Problem | Write out all the lines again, precisely as they stand, but without the images.

Input for this task |
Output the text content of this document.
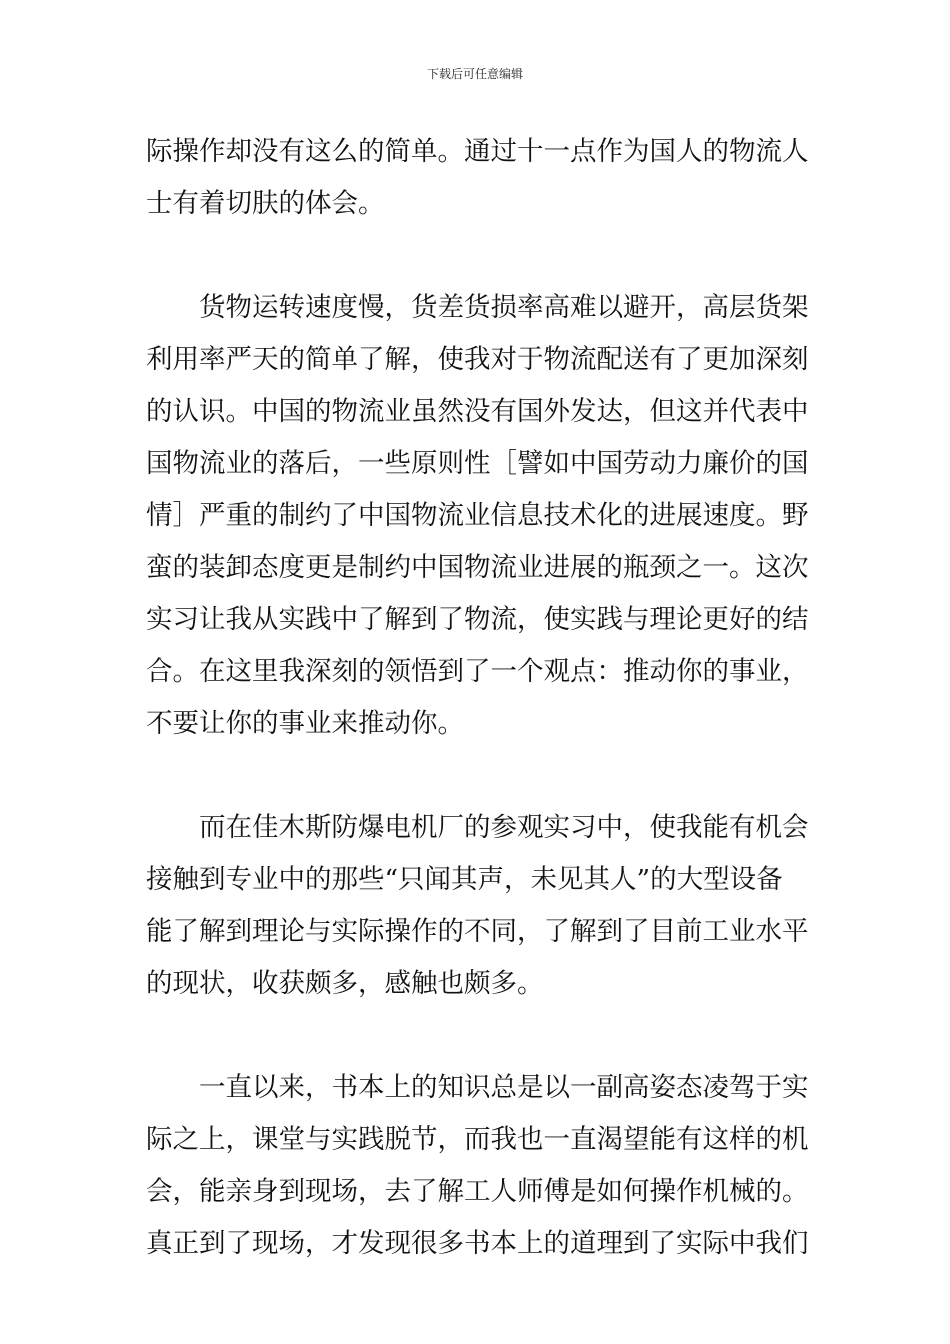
下载后可任意编辑
际操作却没有这么的简单。通过十一点作为国人的物流人
士有着切肤的体会。
　　货物运转速度慢，货差货损率高难以避开，高层货架
利用率严天的简单了解，使我对于物流配送有了更加深刻
的认识。中国的物流业虽然没有国外发达，但这并代表中
国物流业的落后，一些原则性［譬如中国劳动力廉价的国
情］严重的制约了中国物流业信息技术化的进展速度。野
蛮的装卸态度更是制约中国物流业进展的瓶颈之一。这次
实习让我从实践中了解到了物流，使实践与理论更好的结
合。在这里我深刻的领悟到了一个观点：推动你的事业，
不要让你的事业来推动你。
　　而在佳木斯防爆电机厂的参观实习中，使我能有机会
接触到专业中的那些“只闻其声，未见其人”的大型设备
能了解到理论与实际操作的不同，了解到了目前工业水平
的现状，收获颇多，感触也颇多。
　　一直以来，书本上的知识总是以一副高姿态凌驾于实
际之上，课堂与实践脱节，而我也一直渴望能有这样的机
会，能亲身到现场，去了解工人师傅是如何操作机械的。
真正到了现场，才发现很多书本上的道理到了实际中我们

Problem solution |
Output the text content of this document.
下载后可任意编辑
际操作却没有这么的简单。通过十一点作为国人的物流人
士有着切肤的体会。
　　货物运转速度慢，货差货损率高难以避开，高层货架
利用率严天的简单了解，使我对于物流配送有了更加深刻
的认识。中国的物流业虽然没有国外发达，但这并代表中
国物流业的落后，一些原则性［譬如中国劳动力廉价的国
情］严重的制约了中国物流业信息技术化的进展速度。野
蛮的装卸态度更是制约中国物流业进展的瓶颈之一。这次
实习让我从实践中了解到了物流，使实践与理论更好的结
合。在这里我深刻的领悟到了一个观点：推动你的事业，
不要让你的事业来推动你。
　　而在佳木斯防爆电机厂的参观实习中，使我能有机会
接触到专业中的那些“只闻其声，未见其人”的大型设备
能了解到理论与实际操作的不同，了解到了目前工业水平
的现状，收获颇多，感触也颇多。
　　一直以来，书本上的知识总是以一副高姿态凌驾于实
际之上，课堂与实践脱节，而我也一直渴望能有这样的机
会，能亲身到现场，去了解工人师傅是如何操作机械的。
真正到了现场，才发现很多书本上的道理到了实际中我们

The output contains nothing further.